▸ Task instructions: Give every line again exactly as it appears, please, but not the pictures.

▸ The input:

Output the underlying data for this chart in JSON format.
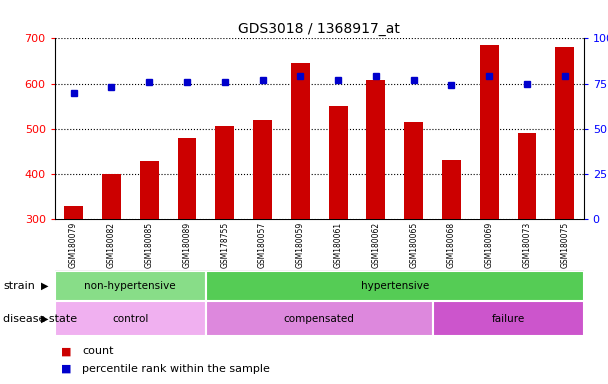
{
  "title": "GDS3018 / 1368917_at",
  "samples": [
    "GSM180079",
    "GSM180082",
    "GSM180085",
    "GSM180089",
    "GSM178755",
    "GSM180057",
    "GSM180059",
    "GSM180061",
    "GSM180062",
    "GSM180065",
    "GSM180068",
    "GSM180069",
    "GSM180073",
    "GSM180075"
  ],
  "counts": [
    328,
    400,
    428,
    480,
    505,
    520,
    645,
    550,
    607,
    515,
    430,
    685,
    490,
    680
  ],
  "percentiles": [
    70,
    73,
    76,
    76,
    76,
    77,
    79,
    77,
    79,
    77,
    74,
    79,
    75,
    79
  ],
  "ylim_left": [
    300,
    700
  ],
  "ylim_right": [
    0,
    100
  ],
  "yticks_left": [
    300,
    400,
    500,
    600,
    700
  ],
  "yticks_right": [
    0,
    25,
    50,
    75,
    100
  ],
  "bar_color": "#cc0000",
  "dot_color": "#0000cc",
  "strain_groups": [
    {
      "label": "non-hypertensive",
      "start": 0,
      "end": 4,
      "color": "#88dd88"
    },
    {
      "label": "hypertensive",
      "start": 4,
      "end": 14,
      "color": "#55cc55"
    }
  ],
  "disease_groups": [
    {
      "label": "control",
      "start": 0,
      "end": 4,
      "color": "#f0b0f0"
    },
    {
      "label": "compensated",
      "start": 4,
      "end": 10,
      "color": "#dd88dd"
    },
    {
      "label": "failure",
      "start": 10,
      "end": 14,
      "color": "#cc55cc"
    }
  ],
  "legend_count_label": "count",
  "legend_pct_label": "percentile rank within the sample",
  "background_color": "#ffffff",
  "label_bg_color": "#cccccc"
}
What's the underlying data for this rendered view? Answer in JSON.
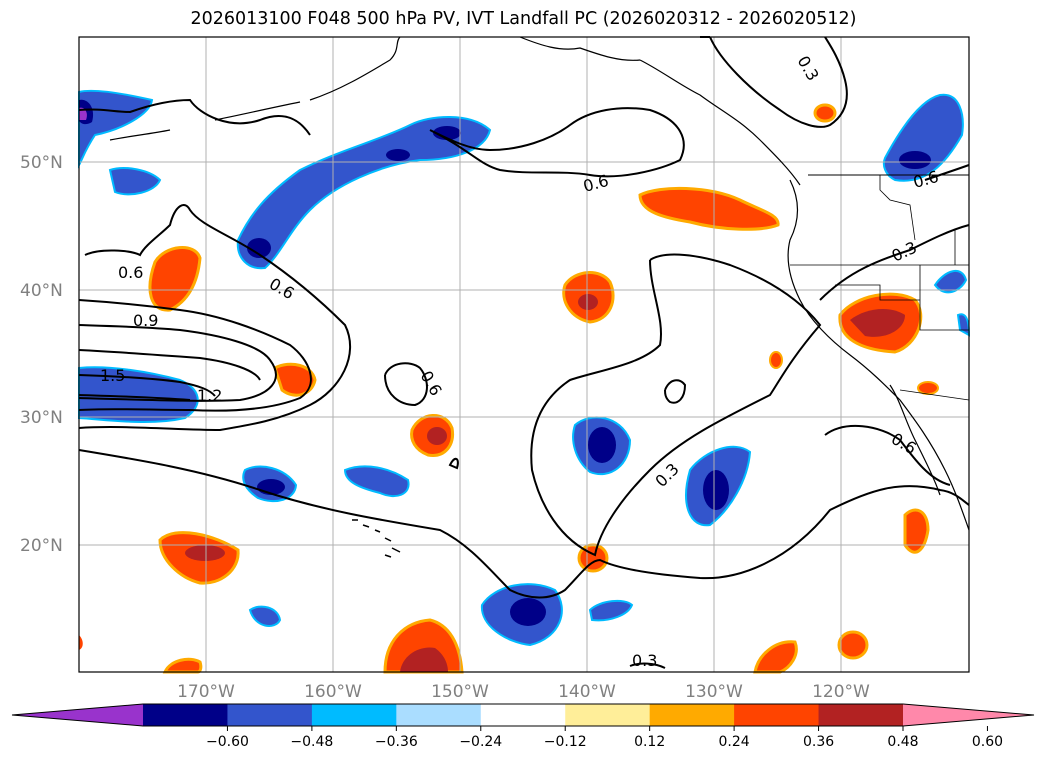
{
  "title": "2026013100 F048 500 hPa PV, IVT Landfall PC (2026020312 - 2026020512)",
  "lat_labels": [
    "50°N",
    "40°N",
    "30°N",
    "20°N"
  ],
  "lon_labels": [
    "170°W",
    "160°W",
    "150°W",
    "140°W",
    "130°W",
    "120°W"
  ],
  "contour_labels": [
    "0.6",
    "0.9",
    "1.5",
    "1.2",
    "0.6",
    "0.6",
    "0.6",
    "0.3",
    "0.3",
    "0.3",
    "0.6",
    "0.6",
    "0.3"
  ],
  "colorbar": {
    "ticks": [
      "−0.60",
      "−0.48",
      "−0.36",
      "−0.24",
      "−0.12",
      "0.12",
      "0.24",
      "0.36",
      "0.48",
      "0.60"
    ],
    "colors": [
      "#9933cc",
      "#000088",
      "#3355cc",
      "#00bbff",
      "#aaddff",
      "#ffffff",
      "#ffee99",
      "#ffaa00",
      "#ff4400",
      "#b22222",
      "#ff88aa"
    ]
  }
}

▸ Correct output:
Output the underlying data for this chart in JSON format.
{
  "title": "GDS3018 / 1368917_at",
  "samples": [
    "GSM180079",
    "GSM180082",
    "GSM180085",
    "GSM180089",
    "GSM178755",
    "GSM180057",
    "GSM180059",
    "GSM180061",
    "GSM180062",
    "GSM180065",
    "GSM180068",
    "GSM180069",
    "GSM180073",
    "GSM180075"
  ],
  "counts": [
    328,
    400,
    428,
    480,
    505,
    520,
    645,
    550,
    607,
    515,
    430,
    685,
    490,
    680
  ],
  "percentiles": [
    70,
    73,
    76,
    76,
    76,
    77,
    79,
    77,
    79,
    77,
    74,
    79,
    75,
    79
  ],
  "ylim_left": [
    300,
    700
  ],
  "ylim_right": [
    0,
    100
  ],
  "yticks_left": [
    300,
    400,
    500,
    600,
    700
  ],
  "yticks_right": [
    0,
    25,
    50,
    75,
    100
  ],
  "bar_color": "#cc0000",
  "dot_color": "#0000cc",
  "strain_groups": [
    {
      "label": "non-hypertensive",
      "start": 0,
      "end": 4,
      "color": "#88dd88"
    },
    {
      "label": "hypertensive",
      "start": 4,
      "end": 14,
      "color": "#55cc55"
    }
  ],
  "disease_groups": [
    {
      "label": "control",
      "start": 0,
      "end": 4,
      "color": "#f0b0f0"
    },
    {
      "label": "compensated",
      "start": 4,
      "end": 10,
      "color": "#dd88dd"
    },
    {
      "label": "failure",
      "start": 10,
      "end": 14,
      "color": "#cc55cc"
    }
  ],
  "legend_count_label": "count",
  "legend_pct_label": "percentile rank within the sample",
  "background_color": "#ffffff",
  "label_bg_color": "#cccccc"
}
What's the underlying data for this rendered view? Answer in JSON.
{
  "title": "2026013100 F048 500 hPa PV, IVT Landfall PC (2026020312 - 2026020512)",
  "lat_labels": [
    "50°N",
    "40°N",
    "30°N",
    "20°N"
  ],
  "lon_labels": [
    "170°W",
    "160°W",
    "150°W",
    "140°W",
    "130°W",
    "120°W"
  ],
  "contour_labels": [
    "0.6",
    "0.9",
    "1.5",
    "1.2",
    "0.6",
    "0.6",
    "0.6",
    "0.3",
    "0.3",
    "0.3",
    "0.6",
    "0.6",
    "0.3"
  ],
  "colorbar": {
    "ticks": [
      "−0.60",
      "−0.48",
      "−0.36",
      "−0.24",
      "−0.12",
      "0.12",
      "0.24",
      "0.36",
      "0.48",
      "0.60"
    ],
    "colors": [
      "#9933cc",
      "#000088",
      "#3355cc",
      "#00bbff",
      "#aaddff",
      "#ffffff",
      "#ffee99",
      "#ffaa00",
      "#ff4400",
      "#b22222",
      "#ff88aa"
    ]
  }
}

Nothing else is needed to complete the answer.